#### RECORDS SHOWN
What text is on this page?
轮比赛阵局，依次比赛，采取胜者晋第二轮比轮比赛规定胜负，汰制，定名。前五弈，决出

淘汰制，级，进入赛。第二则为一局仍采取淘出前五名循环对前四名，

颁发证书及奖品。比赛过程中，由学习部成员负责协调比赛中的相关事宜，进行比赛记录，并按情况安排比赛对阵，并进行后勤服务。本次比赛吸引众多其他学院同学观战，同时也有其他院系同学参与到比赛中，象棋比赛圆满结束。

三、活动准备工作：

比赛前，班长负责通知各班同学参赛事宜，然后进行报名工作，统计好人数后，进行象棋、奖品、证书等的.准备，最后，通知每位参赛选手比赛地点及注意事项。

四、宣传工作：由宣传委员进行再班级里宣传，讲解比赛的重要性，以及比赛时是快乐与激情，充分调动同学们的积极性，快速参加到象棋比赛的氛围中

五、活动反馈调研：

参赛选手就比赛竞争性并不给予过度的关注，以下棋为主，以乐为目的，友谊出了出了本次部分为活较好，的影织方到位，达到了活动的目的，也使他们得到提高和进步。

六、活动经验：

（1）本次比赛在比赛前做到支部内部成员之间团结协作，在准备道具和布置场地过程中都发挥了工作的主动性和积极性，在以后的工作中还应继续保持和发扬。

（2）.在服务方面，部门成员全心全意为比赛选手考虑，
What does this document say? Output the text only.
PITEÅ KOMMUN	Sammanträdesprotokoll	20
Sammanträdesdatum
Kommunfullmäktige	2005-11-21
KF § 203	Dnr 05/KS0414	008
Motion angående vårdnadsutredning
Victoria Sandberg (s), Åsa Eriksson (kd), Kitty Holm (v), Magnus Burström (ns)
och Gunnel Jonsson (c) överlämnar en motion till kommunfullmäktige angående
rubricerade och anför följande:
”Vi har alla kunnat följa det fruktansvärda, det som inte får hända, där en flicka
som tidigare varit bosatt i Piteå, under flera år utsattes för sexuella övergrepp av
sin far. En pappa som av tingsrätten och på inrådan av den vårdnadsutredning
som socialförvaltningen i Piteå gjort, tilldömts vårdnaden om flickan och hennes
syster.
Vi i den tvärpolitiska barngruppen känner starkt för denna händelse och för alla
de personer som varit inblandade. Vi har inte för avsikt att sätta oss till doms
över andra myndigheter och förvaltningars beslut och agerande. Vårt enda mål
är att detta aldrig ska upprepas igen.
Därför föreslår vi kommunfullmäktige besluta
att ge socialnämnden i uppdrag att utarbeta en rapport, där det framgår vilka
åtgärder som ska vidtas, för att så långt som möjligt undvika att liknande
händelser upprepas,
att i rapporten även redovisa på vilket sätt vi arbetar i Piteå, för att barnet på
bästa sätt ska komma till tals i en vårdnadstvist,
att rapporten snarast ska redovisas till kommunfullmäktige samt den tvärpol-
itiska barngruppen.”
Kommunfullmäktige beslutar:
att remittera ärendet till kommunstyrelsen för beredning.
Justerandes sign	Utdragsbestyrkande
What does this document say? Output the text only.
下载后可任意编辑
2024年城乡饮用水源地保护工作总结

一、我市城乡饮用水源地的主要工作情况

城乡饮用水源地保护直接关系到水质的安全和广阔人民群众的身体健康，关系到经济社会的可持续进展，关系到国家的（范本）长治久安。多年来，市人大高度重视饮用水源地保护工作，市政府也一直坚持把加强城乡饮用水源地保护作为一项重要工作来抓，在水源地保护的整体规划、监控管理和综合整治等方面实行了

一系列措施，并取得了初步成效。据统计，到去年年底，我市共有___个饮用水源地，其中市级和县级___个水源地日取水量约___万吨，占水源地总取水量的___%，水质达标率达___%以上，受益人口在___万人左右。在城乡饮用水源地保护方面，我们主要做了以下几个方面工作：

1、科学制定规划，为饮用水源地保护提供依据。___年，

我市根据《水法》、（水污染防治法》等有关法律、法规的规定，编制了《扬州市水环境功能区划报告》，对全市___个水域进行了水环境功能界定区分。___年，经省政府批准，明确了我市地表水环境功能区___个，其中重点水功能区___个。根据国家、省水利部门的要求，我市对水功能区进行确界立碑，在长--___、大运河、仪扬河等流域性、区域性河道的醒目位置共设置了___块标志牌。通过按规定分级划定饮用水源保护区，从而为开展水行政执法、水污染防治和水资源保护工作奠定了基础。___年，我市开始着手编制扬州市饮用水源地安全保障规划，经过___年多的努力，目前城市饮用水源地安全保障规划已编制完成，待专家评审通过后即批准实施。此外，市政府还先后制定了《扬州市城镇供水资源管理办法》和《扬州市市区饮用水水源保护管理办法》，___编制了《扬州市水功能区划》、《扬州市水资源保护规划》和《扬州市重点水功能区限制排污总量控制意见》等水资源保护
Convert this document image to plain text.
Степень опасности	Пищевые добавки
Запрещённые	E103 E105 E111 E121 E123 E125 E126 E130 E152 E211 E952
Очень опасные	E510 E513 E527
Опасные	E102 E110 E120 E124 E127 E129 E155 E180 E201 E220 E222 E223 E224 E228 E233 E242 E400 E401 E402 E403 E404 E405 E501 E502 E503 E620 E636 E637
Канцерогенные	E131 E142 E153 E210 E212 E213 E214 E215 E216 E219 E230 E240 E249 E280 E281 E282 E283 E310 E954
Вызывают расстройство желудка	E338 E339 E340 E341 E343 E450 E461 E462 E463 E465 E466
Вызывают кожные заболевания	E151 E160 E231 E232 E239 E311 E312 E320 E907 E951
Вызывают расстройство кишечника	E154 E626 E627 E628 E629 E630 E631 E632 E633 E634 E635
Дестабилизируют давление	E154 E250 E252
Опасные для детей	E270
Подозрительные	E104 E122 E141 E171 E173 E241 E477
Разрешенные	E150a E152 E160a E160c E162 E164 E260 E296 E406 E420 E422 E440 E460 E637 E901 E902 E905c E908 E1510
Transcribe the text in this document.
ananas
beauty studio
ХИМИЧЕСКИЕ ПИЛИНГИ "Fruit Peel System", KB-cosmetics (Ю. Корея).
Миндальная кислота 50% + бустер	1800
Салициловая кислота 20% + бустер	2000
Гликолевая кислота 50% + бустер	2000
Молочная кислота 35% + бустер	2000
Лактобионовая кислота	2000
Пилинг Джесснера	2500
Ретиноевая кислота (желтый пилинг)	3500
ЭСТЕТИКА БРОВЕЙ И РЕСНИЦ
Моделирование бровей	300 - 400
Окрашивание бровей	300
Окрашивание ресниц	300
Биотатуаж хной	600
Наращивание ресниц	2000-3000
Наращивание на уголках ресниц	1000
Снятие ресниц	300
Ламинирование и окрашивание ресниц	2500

#### STATED PROBLEM
Tally the lines of the records holding the word "vårdnadsutredning", then give only the resulting number.

#### PROBLEM SOLUTION
2